» Exercise: From the listing below, pull out the lines that hold "content".

── Exercise inputs ──

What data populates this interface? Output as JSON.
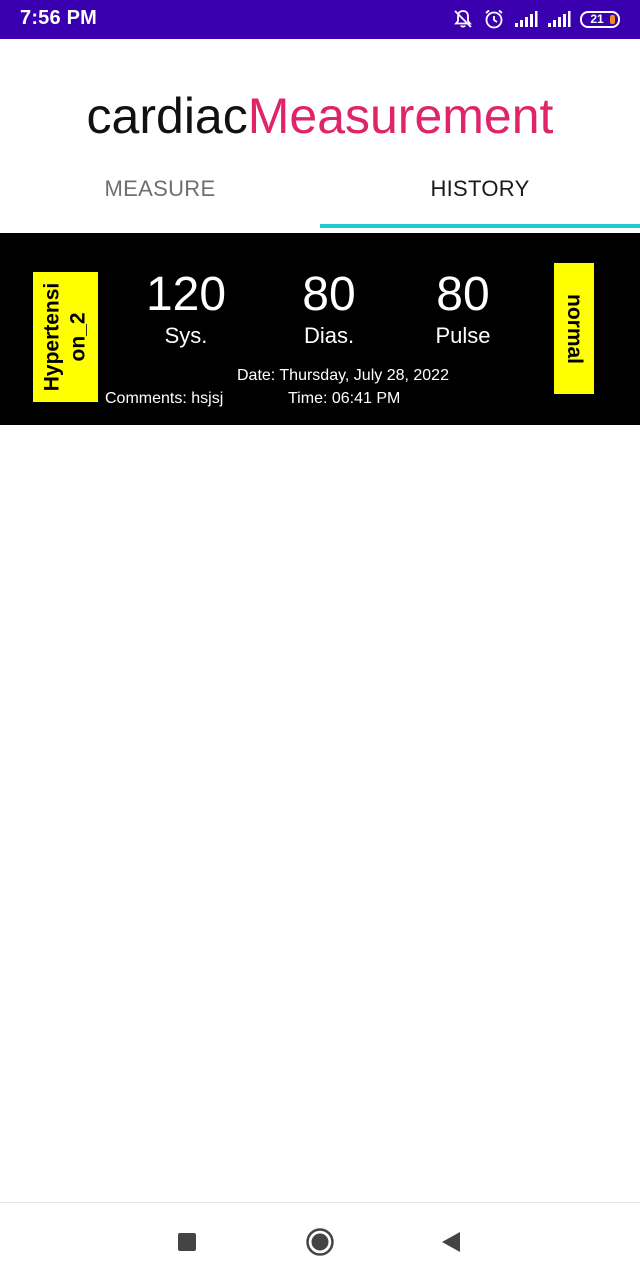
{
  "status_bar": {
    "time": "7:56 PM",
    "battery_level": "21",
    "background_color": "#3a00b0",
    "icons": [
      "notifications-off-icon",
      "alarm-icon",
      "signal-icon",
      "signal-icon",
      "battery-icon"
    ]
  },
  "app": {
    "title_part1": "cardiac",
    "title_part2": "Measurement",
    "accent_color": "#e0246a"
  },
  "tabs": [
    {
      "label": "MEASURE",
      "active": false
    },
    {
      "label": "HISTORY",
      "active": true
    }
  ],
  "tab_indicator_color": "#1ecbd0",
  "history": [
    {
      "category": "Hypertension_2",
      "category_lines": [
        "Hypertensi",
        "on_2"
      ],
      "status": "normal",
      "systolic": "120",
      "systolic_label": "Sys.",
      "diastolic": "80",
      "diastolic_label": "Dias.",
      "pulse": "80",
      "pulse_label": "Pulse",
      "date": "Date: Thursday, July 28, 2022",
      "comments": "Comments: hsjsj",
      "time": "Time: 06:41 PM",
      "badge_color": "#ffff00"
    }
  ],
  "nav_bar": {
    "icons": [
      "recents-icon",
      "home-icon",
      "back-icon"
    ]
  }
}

───
── Exercise inputs ──

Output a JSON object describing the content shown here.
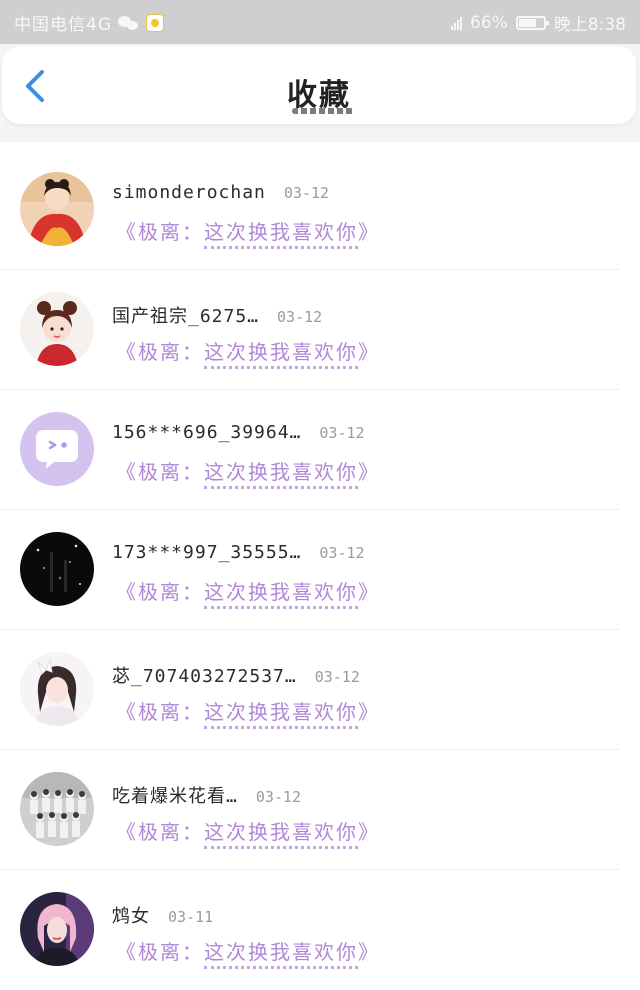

───
── Exercise inputs ──

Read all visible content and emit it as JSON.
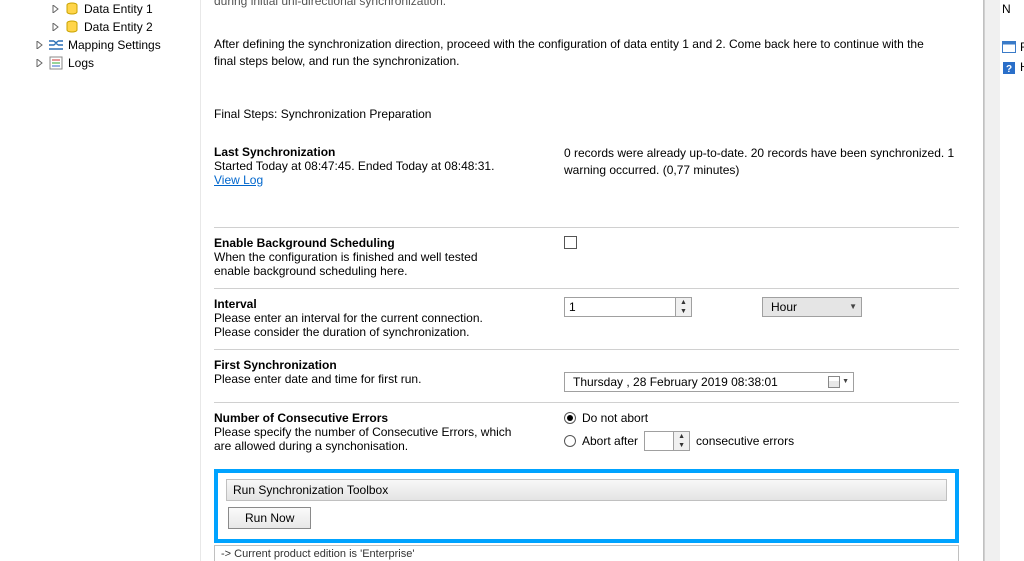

───

» Task response:
Output a JSON object describing the content shown here.
Read all visible content and emit it as JSON.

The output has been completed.